> [The problem] Produce a word-for-word copy of the listing below without its pictures.

> [Supplied material]

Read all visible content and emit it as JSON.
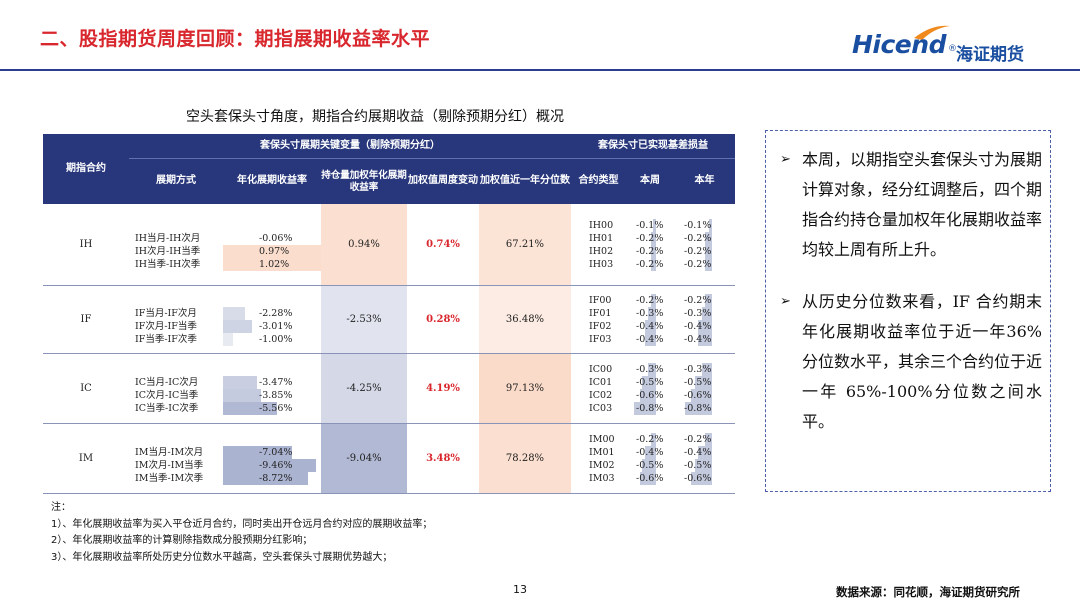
{
  "header": {
    "title": "二、股指期货周度回顾：期指展期收益率水平"
  },
  "logo": {
    "brand": "Hicend",
    "reg": "®",
    "cn": "海证期货"
  },
  "table_caption": "空头套保头寸角度，期指合约展期收益（剔除预期分红）概况",
  "table": {
    "headers": {
      "contract": "期指合约",
      "group1": "套保头寸展期关键变量（剔除预期分红）",
      "group2": "套保头寸已实现基差损益",
      "method": "展期方式",
      "annual": "年化展期收益率",
      "weighted": "持仓量加权年化展期收益率",
      "weekly_change": "加权值周度变动",
      "percentile": "加权值近一年分位数",
      "contract_type": "合约类型",
      "this_week": "本周",
      "this_year": "本年"
    },
    "colors": {
      "header_bg": "#28377c",
      "pos_fill": "#f6c4a4",
      "neg_fill": "#c4cade",
      "red": "#d9272e"
    },
    "groups": [
      {
        "name": "IH",
        "methods": [
          "IH当月-IH次月",
          "IH次月-IH当季",
          "IH当季-IH次季"
        ],
        "annual": [
          "-0.06%",
          "0.97%",
          "1.02%"
        ],
        "annual_num": [
          -0.06,
          0.97,
          1.02
        ],
        "weighted": "0.94%",
        "weighted_num": 0.94,
        "weekly": "0.74%",
        "percentile": "67.21%",
        "percentile_num": 67.21,
        "contracts": [
          "IH00",
          "IH01",
          "IH02",
          "IH03"
        ],
        "week": [
          "-0.1%",
          "-0.2%",
          "-0.2%",
          "-0.2%"
        ],
        "week_num": [
          -0.1,
          -0.2,
          -0.2,
          -0.2
        ],
        "year": [
          "-0.1%",
          "-0.2%",
          "-0.2%",
          "-0.2%"
        ],
        "year_num": [
          -0.1,
          -0.2,
          -0.2,
          -0.2
        ]
      },
      {
        "name": "IF",
        "methods": [
          "IF当月-IF次月",
          "IF次月-IF当季",
          "IF当季-IF次季"
        ],
        "annual": [
          "-2.28%",
          "-3.01%",
          "-1.00%"
        ],
        "annual_num": [
          -2.28,
          -3.01,
          -1.0
        ],
        "weighted": "-2.53%",
        "weighted_num": -2.53,
        "weekly": "0.28%",
        "percentile": "36.48%",
        "percentile_num": 36.48,
        "contracts": [
          "IF00",
          "IF01",
          "IF02",
          "IF03"
        ],
        "week": [
          "-0.2%",
          "-0.3%",
          "-0.4%",
          "-0.4%"
        ],
        "week_num": [
          -0.2,
          -0.3,
          -0.4,
          -0.4
        ],
        "year": [
          "-0.2%",
          "-0.3%",
          "-0.4%",
          "-0.4%"
        ],
        "year_num": [
          -0.2,
          -0.3,
          -0.4,
          -0.4
        ]
      },
      {
        "name": "IC",
        "methods": [
          "IC当月-IC次月",
          "IC次月-IC当季",
          "IC当季-IC次季"
        ],
        "annual": [
          "-3.47%",
          "-3.85%",
          "-5.56%"
        ],
        "annual_num": [
          -3.47,
          -3.85,
          -5.56
        ],
        "weighted": "-4.25%",
        "weighted_num": -4.25,
        "weekly": "4.19%",
        "percentile": "97.13%",
        "percentile_num": 97.13,
        "contracts": [
          "IC00",
          "IC01",
          "IC02",
          "IC03"
        ],
        "week": [
          "-0.3%",
          "-0.5%",
          "-0.6%",
          "-0.8%"
        ],
        "week_num": [
          -0.3,
          -0.5,
          -0.6,
          -0.8
        ],
        "year": [
          "-0.3%",
          "-0.5%",
          "-0.6%",
          "-0.8%"
        ],
        "year_num": [
          -0.3,
          -0.5,
          -0.6,
          -0.8
        ]
      },
      {
        "name": "IM",
        "methods": [
          "IM当月-IM次月",
          "IM次月-IM当季",
          "IM当季-IM次季"
        ],
        "annual": [
          "-7.04%",
          "-9.46%",
          "-8.72%"
        ],
        "annual_num": [
          -7.04,
          -9.46,
          -8.72
        ],
        "weighted": "-9.04%",
        "weighted_num": -9.04,
        "weekly": "3.48%",
        "percentile": "78.28%",
        "percentile_num": 78.28,
        "contracts": [
          "IM00",
          "IM01",
          "IM02",
          "IM03"
        ],
        "week": [
          "-0.2%",
          "-0.4%",
          "-0.5%",
          "-0.6%"
        ],
        "week_num": [
          -0.2,
          -0.4,
          -0.5,
          -0.6
        ],
        "year": [
          "-0.2%",
          "-0.4%",
          "-0.5%",
          "-0.6%"
        ],
        "year_num": [
          -0.2,
          -0.4,
          -0.5,
          -0.6
        ]
      }
    ]
  },
  "side_panel": {
    "bullet_symbol": "➢",
    "bullets": [
      "本周，以期指空头套保头寸为展期计算对象，经分红调整后，四个期指合约持仓量加权年化展期收益率均较上周有所上升。",
      "从历史分位数来看，IF 合约期末年化展期收益率位于近一年36%分位数水平，其余三个合约位于近一年 65%-100%分位数之间水平。"
    ]
  },
  "notes": [
    "注：",
    "1）、年化展期收益率为买入平仓近月合约，同时卖出开仓远月合约对应的展期收益率；",
    "2）、年化展期收益率的计算剔除指数成分股预期分红影响；",
    "3）、年化展期收益率所处历史分位数水平越高，空头套保头寸展期优势越大；"
  ],
  "footer": {
    "page_number": "13",
    "source": "数据来源：同花顺，海证期货研究所"
  }
}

> [Full response]
Read all visible content and emit it as JSON.
{
  "header": {
    "title": "二、股指期货周度回顾：期指展期收益率水平"
  },
  "logo": {
    "brand": "Hicend",
    "reg": "®",
    "cn": "海证期货"
  },
  "table_caption": "空头套保头寸角度，期指合约展期收益（剔除预期分红）概况",
  "table": {
    "headers": {
      "contract": "期指合约",
      "group1": "套保头寸展期关键变量（剔除预期分红）",
      "group2": "套保头寸已实现基差损益",
      "method": "展期方式",
      "annual": "年化展期收益率",
      "weighted": "持仓量加权年化展期收益率",
      "weekly_change": "加权值周度变动",
      "percentile": "加权值近一年分位数",
      "contract_type": "合约类型",
      "this_week": "本周",
      "this_year": "本年"
    },
    "colors": {
      "header_bg": "#28377c",
      "pos_fill": "#f6c4a4",
      "neg_fill": "#c4cade",
      "red": "#d9272e"
    },
    "groups": [
      {
        "name": "IH",
        "methods": [
          "IH当月-IH次月",
          "IH次月-IH当季",
          "IH当季-IH次季"
        ],
        "annual": [
          "-0.06%",
          "0.97%",
          "1.02%"
        ],
        "annual_num": [
          -0.06,
          0.97,
          1.02
        ],
        "weighted": "0.94%",
        "weighted_num": 0.94,
        "weekly": "0.74%",
        "percentile": "67.21%",
        "percentile_num": 67.21,
        "contracts": [
          "IH00",
          "IH01",
          "IH02",
          "IH03"
        ],
        "week": [
          "-0.1%",
          "-0.2%",
          "-0.2%",
          "-0.2%"
        ],
        "week_num": [
          -0.1,
          -0.2,
          -0.2,
          -0.2
        ],
        "year": [
          "-0.1%",
          "-0.2%",
          "-0.2%",
          "-0.2%"
        ],
        "year_num": [
          -0.1,
          -0.2,
          -0.2,
          -0.2
        ]
      },
      {
        "name": "IF",
        "methods": [
          "IF当月-IF次月",
          "IF次月-IF当季",
          "IF当季-IF次季"
        ],
        "annual": [
          "-2.28%",
          "-3.01%",
          "-1.00%"
        ],
        "annual_num": [
          -2.28,
          -3.01,
          -1.0
        ],
        "weighted": "-2.53%",
        "weighted_num": -2.53,
        "weekly": "0.28%",
        "percentile": "36.48%",
        "percentile_num": 36.48,
        "contracts": [
          "IF00",
          "IF01",
          "IF02",
          "IF03"
        ],
        "week": [
          "-0.2%",
          "-0.3%",
          "-0.4%",
          "-0.4%"
        ],
        "week_num": [
          -0.2,
          -0.3,
          -0.4,
          -0.4
        ],
        "year": [
          "-0.2%",
          "-0.3%",
          "-0.4%",
          "-0.4%"
        ],
        "year_num": [
          -0.2,
          -0.3,
          -0.4,
          -0.4
        ]
      },
      {
        "name": "IC",
        "methods": [
          "IC当月-IC次月",
          "IC次月-IC当季",
          "IC当季-IC次季"
        ],
        "annual": [
          "-3.47%",
          "-3.85%",
          "-5.56%"
        ],
        "annual_num": [
          -3.47,
          -3.85,
          -5.56
        ],
        "weighted": "-4.25%",
        "weighted_num": -4.25,
        "weekly": "4.19%",
        "percentile": "97.13%",
        "percentile_num": 97.13,
        "contracts": [
          "IC00",
          "IC01",
          "IC02",
          "IC03"
        ],
        "week": [
          "-0.3%",
          "-0.5%",
          "-0.6%",
          "-0.8%"
        ],
        "week_num": [
          -0.3,
          -0.5,
          -0.6,
          -0.8
        ],
        "year": [
          "-0.3%",
          "-0.5%",
          "-0.6%",
          "-0.8%"
        ],
        "year_num": [
          -0.3,
          -0.5,
          -0.6,
          -0.8
        ]
      },
      {
        "name": "IM",
        "methods": [
          "IM当月-IM次月",
          "IM次月-IM当季",
          "IM当季-IM次季"
        ],
        "annual": [
          "-7.04%",
          "-9.46%",
          "-8.72%"
        ],
        "annual_num": [
          -7.04,
          -9.46,
          -8.72
        ],
        "weighted": "-9.04%",
        "weighted_num": -9.04,
        "weekly": "3.48%",
        "percentile": "78.28%",
        "percentile_num": 78.28,
        "contracts": [
          "IM00",
          "IM01",
          "IM02",
          "IM03"
        ],
        "week": [
          "-0.2%",
          "-0.4%",
          "-0.5%",
          "-0.6%"
        ],
        "week_num": [
          -0.2,
          -0.4,
          -0.5,
          -0.6
        ],
        "year": [
          "-0.2%",
          "-0.4%",
          "-0.5%",
          "-0.6%"
        ],
        "year_num": [
          -0.2,
          -0.4,
          -0.5,
          -0.6
        ]
      }
    ]
  },
  "side_panel": {
    "bullet_symbol": "➢",
    "bullets": [
      "本周，以期指空头套保头寸为展期计算对象，经分红调整后，四个期指合约持仓量加权年化展期收益率均较上周有所上升。",
      "从历史分位数来看，IF 合约期末年化展期收益率位于近一年36%分位数水平，其余三个合约位于近一年 65%-100%分位数之间水平。"
    ]
  },
  "notes": [
    "注：",
    "1）、年化展期收益率为买入平仓近月合约，同时卖出开仓远月合约对应的展期收益率；",
    "2）、年化展期收益率的计算剔除指数成分股预期分红影响；",
    "3）、年化展期收益率所处历史分位数水平越高，空头套保头寸展期优势越大；"
  ],
  "footer": {
    "page_number": "13",
    "source": "数据来源：同花顺，海证期货研究所"
  }
}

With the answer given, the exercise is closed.